Written exercise: Extract each line where the string "zoom" shows up.

Input:
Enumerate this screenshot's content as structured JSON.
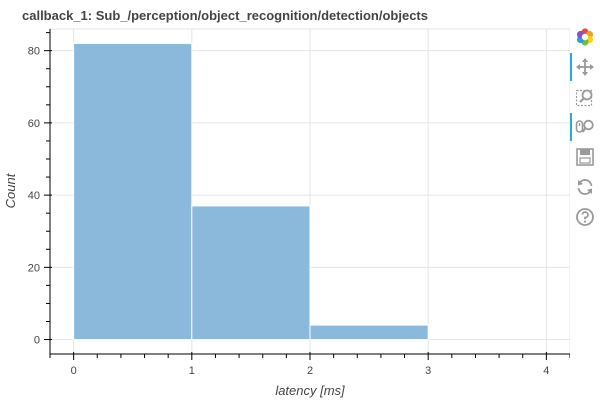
{
  "chart_data": {
    "type": "bar",
    "title": "callback_1: Sub_/perception/object_recognition/detection/objects",
    "xlabel": "latency [ms]",
    "ylabel": "Count",
    "bins": [
      {
        "x0": 0,
        "x1": 1,
        "count": 82
      },
      {
        "x0": 1,
        "x1": 2,
        "count": 37
      },
      {
        "x0": 2,
        "x1": 3,
        "count": 4
      }
    ],
    "xlim": [
      -0.2,
      4.2
    ],
    "ylim": [
      -4,
      86
    ],
    "x_ticks": [
      0,
      1,
      2,
      3,
      4
    ],
    "y_ticks": [
      0,
      20,
      40,
      60,
      80
    ],
    "grid": true,
    "bar_color": "#8bb9dc"
  },
  "toolbar": {
    "tools": [
      {
        "name": "bokeh-logo-icon",
        "active": false
      },
      {
        "name": "pan-icon",
        "active": true
      },
      {
        "name": "box-zoom-icon",
        "active": false
      },
      {
        "name": "wheel-zoom-icon",
        "active": true
      },
      {
        "name": "save-icon",
        "active": false
      },
      {
        "name": "reset-icon",
        "active": false
      },
      {
        "name": "help-icon",
        "active": false
      }
    ]
  }
}
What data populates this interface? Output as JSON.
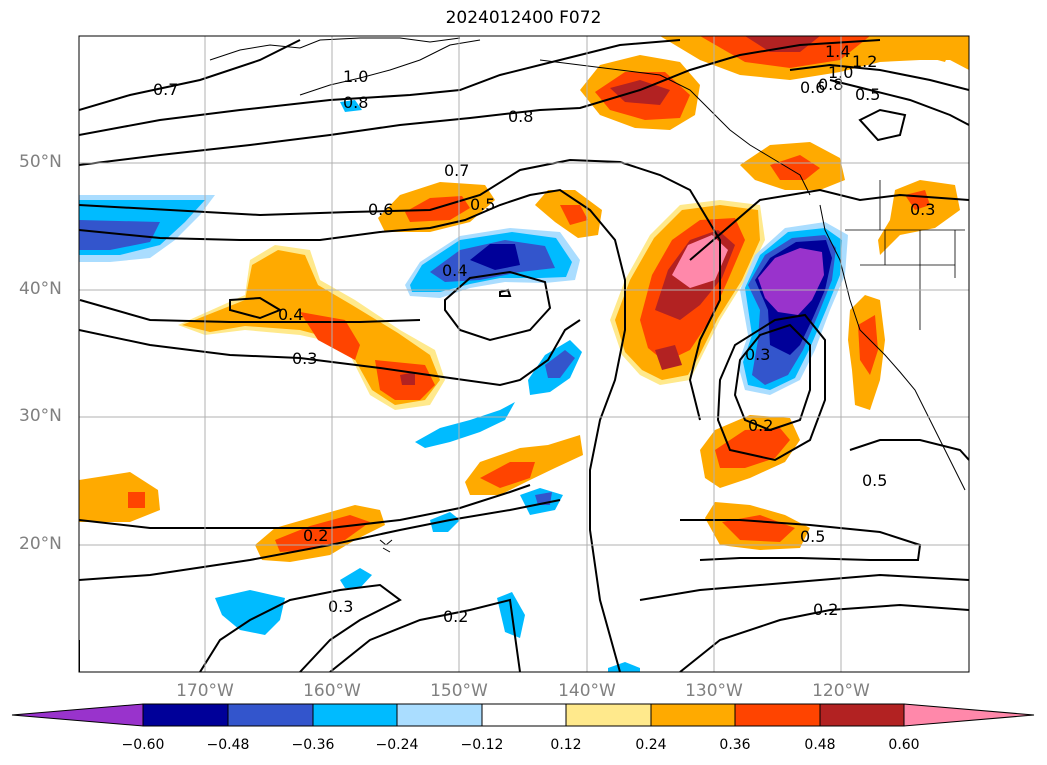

Exercise answer:
        "name": "box-zoom-icon",
        "name": "wheel-zoom-icon",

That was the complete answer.